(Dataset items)
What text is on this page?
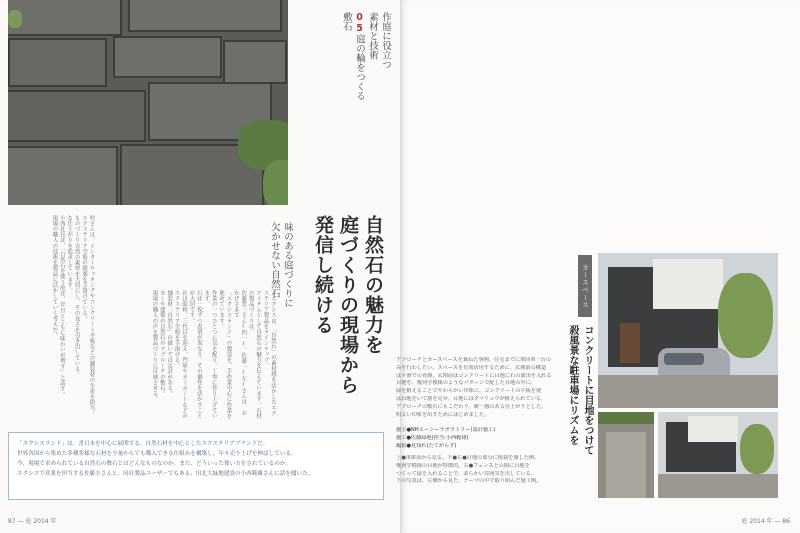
作庭に役立つ
素材と技術
05庭の輪をつくる
敷石
自然石の魅力を
庭づくりの現場から
発信し続ける
味のある庭づくりに
欠かせない自然石
ーエクシスは、「自然石」の素材感を活かしたエクステリア製品をラインナップ。
アイテムとして自然石の魅力を伝えています。石材の製品づくりは、
佐藤豊一さん(四一)、佐藤一(左)さんは、おかげさまで
「エクシスランド」の製造を、手作業中心に作業を進めています。
作業の一つひとつに気を配り、丁寧に作り上げています。
石は一枚ずつ表情が異なり、その個性を活かすことが大切です。
社は昭和、三代目を迎え、門扉やカーポートなどのエクステリア全般を手掛ける。
舗装材「自然石」の扱いでは定評がある。
カーや建築の自然石のアプローチの敷石。
現場の職人の声を製品づくりに反映させる。
村さんは、インターロッキングやコンクリート平板などの舗装材の生産を担当。
エクステリア全般の提案を手掛けている。
ものづくり自然の素材を大切にし、その良さを引き出している。
な仕上がりを追求しています。
小西社長は、「自然石を使う庭は、年月とともに味わいが増す」と話す。
現場の職人の技術を製品に活かしていく考えだ。

「エクシスランド」は、書日本を中心に展開する、自然石材を中心としたエクステリアブランドだ。

世界各国から集めた多種多様な石材を少量からでも購入できる仕組みを構築し、年々売り上げを伸ばしている。

今、現場で求められている自然石の敷石とはどんなものなのか。また、どういった使い方をされているのか。

エクシスで営業を担当する佐藤圭さんと、同社製品ユーザーでもある、田北大緑地建設の小西範雄さんに話を聞いた。

87 ― 庭 2014 年	庭 2014 年 ― 86
カースペース
コンクリートに目地をつけて
殺風景な駐車場にリズムを

アプローチとカースペースを兼ねた事例。住宅までに車回車一台の

みを行わしたい。スペースを有効活用するために、玄関前の構造

は平滑での直感、玄関前はコンクリートに目地に石の演出を入れる

目地を、幾何学模様のようなパターンで配した目地の中に、

緑を植えることでやわらかい印象に。コンクリートの平板を使

は目地をいて割を見せ、目地にはタマリュウが植えられている。

アプローチの敷石にもこだわり、統一感のある仕上がりとした。

明るい印象を出すためにはじめました。

施主●NHエーシーラボラトリー(設計施工)

施工●佐藤緑地(担当:小西範雄)

撮影●見知れ(たてがらす)

上●車庫前から見る。下●左●目地の部分に植栽を施した例。

幾何学模様の目地が特徴的。右●フェンスとの間に目地を

つくって緑を入れることで、柔らかい雰囲気を出している。

下の写真は、左側から見た、テーマの中で取り組んだ施工例。
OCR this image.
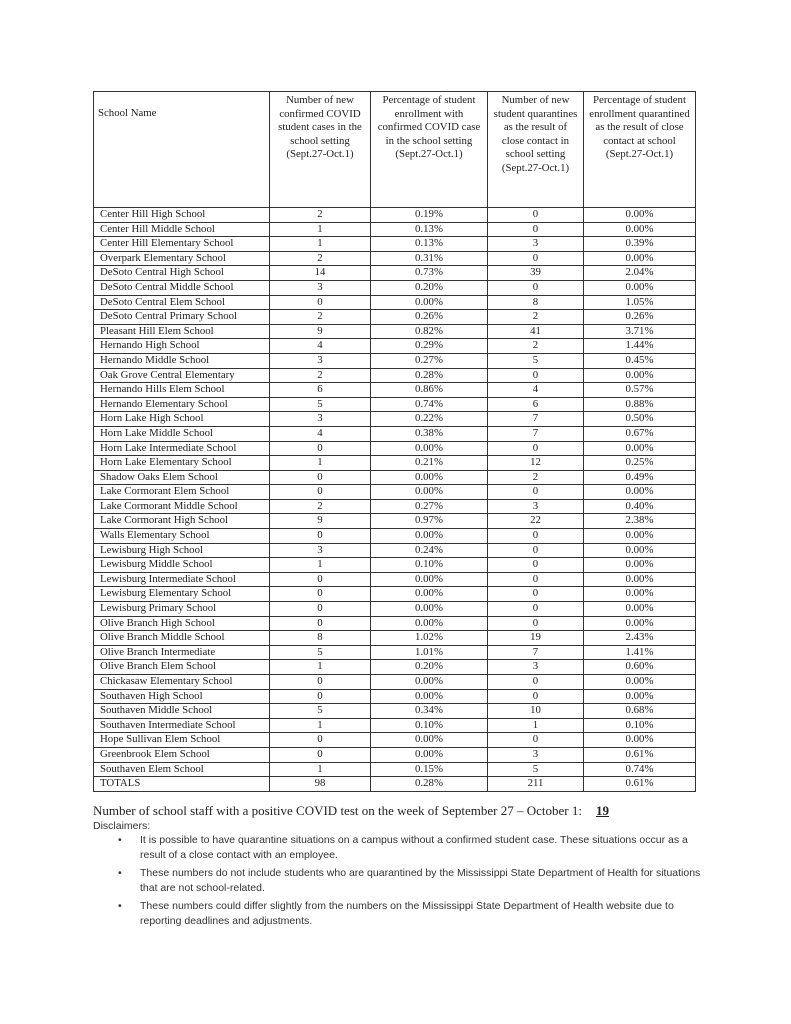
School Name	Number of new confirmed COVID student cases in the school setting (Sept.27-Oct.1)	Percentage of student enrollment with confirmed COVID case in the school setting (Sept.27-Oct.1)	Number of new student quarantines as the result of close contact in school setting (Sept.27-Oct.1)	Percentage of student enrollment quarantined as the result of close contact at school (Sept.27-Oct.1)
Center Hill High School	2	0.19%	0	0.00%
Center Hill Middle School	1	0.13%	0	0.00%
Center Hill Elementary School	1	0.13%	3	0.39%
Overpark Elementary School	2	0.31%	0	0.00%
DeSoto Central High School	14	0.73%	39	2.04%
DeSoto Central Middle School	3	0.20%	0	0.00%
DeSoto Central Elem School	0	0.00%	8	1.05%
DeSoto Central Primary School	2	0.26%	2	0.26%
Pleasant Hill Elem School	9	0.82%	41	3.71%
Hernando High School	4	0.29%	2	1.44%
Hernando Middle School	3	0.27%	5	0.45%
Oak Grove Central Elementary	2	0.28%	0	0.00%
Hernando Hills Elem School	6	0.86%	4	0.57%
Hernando Elementary School	5	0.74%	6	0.88%
Horn Lake High School	3	0.22%	7	0.50%
Horn Lake Middle School	4	0.38%	7	0.67%
Horn Lake Intermediate School	0	0.00%	0	0.00%
Horn Lake Elementary School	1	0.21%	12	0.25%
Shadow Oaks Elem School	0	0.00%	2	0.49%
Lake Cormorant Elem School	0	0.00%	0	0.00%
Lake Cormorant Middle School	2	0.27%	3	0.40%
Lake Cormorant High School	9	0.97%	22	2.38%
Walls Elementary School	0	0.00%	0	0.00%
Lewisburg High School	3	0.24%	0	0.00%
Lewisburg Middle School	1	0.10%	0	0.00%
Lewisburg Intermediate School	0	0.00%	0	0.00%
Lewisburg Elementary School	0	0.00%	0	0.00%
Lewisburg Primary School	0	0.00%	0	0.00%
Olive Branch High School	0	0.00%	0	0.00%
Olive Branch Middle School	8	1.02%	19	2.43%
Olive Branch Intermediate	5	1.01%	7	1.41%
Olive Branch Elem School	1	0.20%	3	0.60%
Chickasaw Elementary School	0	0.00%	0	0.00%
Southaven High School	0	0.00%	0	0.00%
Southaven Middle School	5	0.34%	10	0.68%
Southaven Intermediate School	1	0.10%	1	0.10%
Hope Sullivan Elem School	0	0.00%	0	0.00%
Greenbrook Elem School	0	0.00%	3	0.61%
Southaven Elem School	1	0.15%	5	0.74%
TOTALS	98	0.28%	211	0.61%
Number of school staff with a positive COVID test on the week of September 27 – October 1: 19
Disclaimers:
• It is possible to have quarantine situations on a campus without a confirmed student case. These situations occur as a result of a close contact with an employee.
• These numbers do not include students who are quarantined by the Mississippi State Department of Health for situations that are not school-related.
• These numbers could differ slightly from the numbers on the Mississippi State Department of Health website due to reporting deadlines and adjustments.
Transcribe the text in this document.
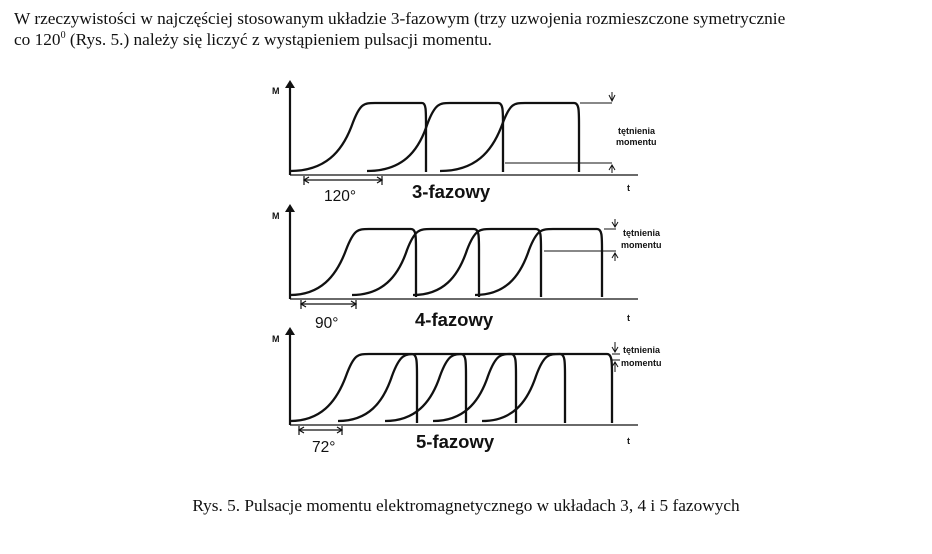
W rzeczywistości w najczęściej stosowanym układzie 3-fazowym (trzy uzwojenia rozmieszczone symetrycznie
co $120^0$ (Rys. 5.) należy się liczyć z wystąpieniem pulsacji momentu.
M
t
tętnienia
momentu
120°	3-fazowy
M
t
tętnienia
momentu
90°	4-fazowy
M
t
tętnienia
momentu
72°	5-fazowy
Rys. 5. Pulsacje momentu elektromagnetycznego w układach 3, 4 i 5 fazowych
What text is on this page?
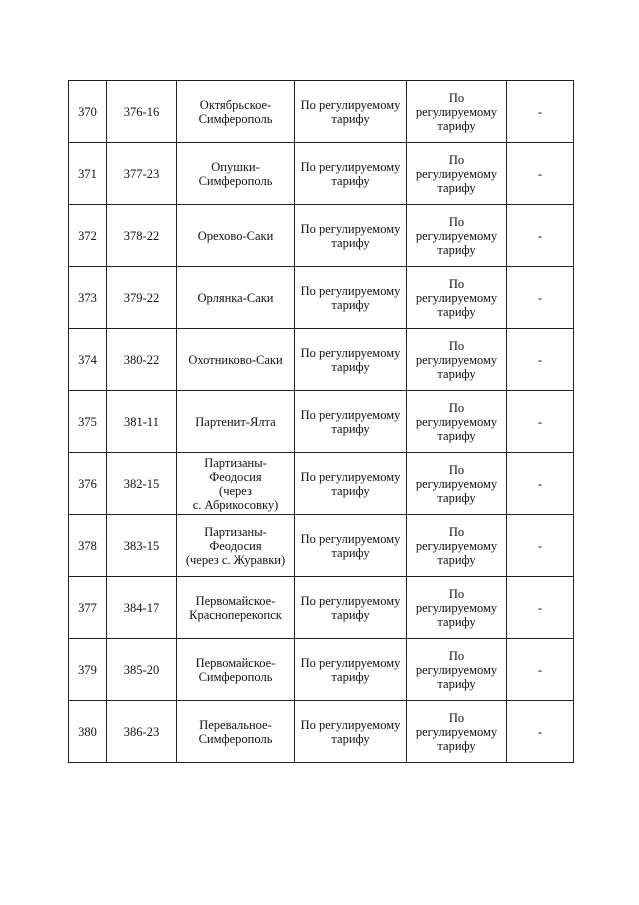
370	376-16	Октябрьское-
Симферополь	По регулируемому
тарифу	По
регулируемому
тарифу	-

371	377-23	Опушки-
Симферополь	По регулируемому
тарифу	По
регулируемому
тарифу	-

372	378-22	Орехово-Саки	По регулируемому
тарифу	По
регулируемому
тарифу	-

373	379-22	Орлянка-Саки	По регулируемому
тарифу	По
регулируемому
тарифу	-

374	380-22	Охотниково-Саки	По регулируемому
тарифу	По
регулируемому
тарифу	-

375	381-11	Партенит-Ялта	По регулируемому
тарифу	По
регулируемому
тарифу	-

376	382-15	Партизаны-Феодосия
(через
с. Абрикосовку)	По регулируемому
тарифу	По
регулируемому
тарифу	-

378	383-15	Партизаны-Феодосия
(через с. Журавки)	По регулируемому
тарифу	По
регулируемому
тарифу	-

377	384-17	Первомайское-
Красноперекопск	По регулируемому
тарифу	По
регулируемому
тарифу	-

379	385-20	Первомайское-
Симферополь	По регулируемому
тарифу	По
регулируемому
тарифу	-

380	386-23	Перевальное-
Симферополь	По регулируемому
тарифу	По
регулируемому
тарифу	-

Stated problem —
From the listing above, copy out each line where the word "Primary" appears.

Task output —
DeSoto Central Primary School	2	0.26%	2	0.26%
Lewisburg Primary School	0	0.00%	0	0.00%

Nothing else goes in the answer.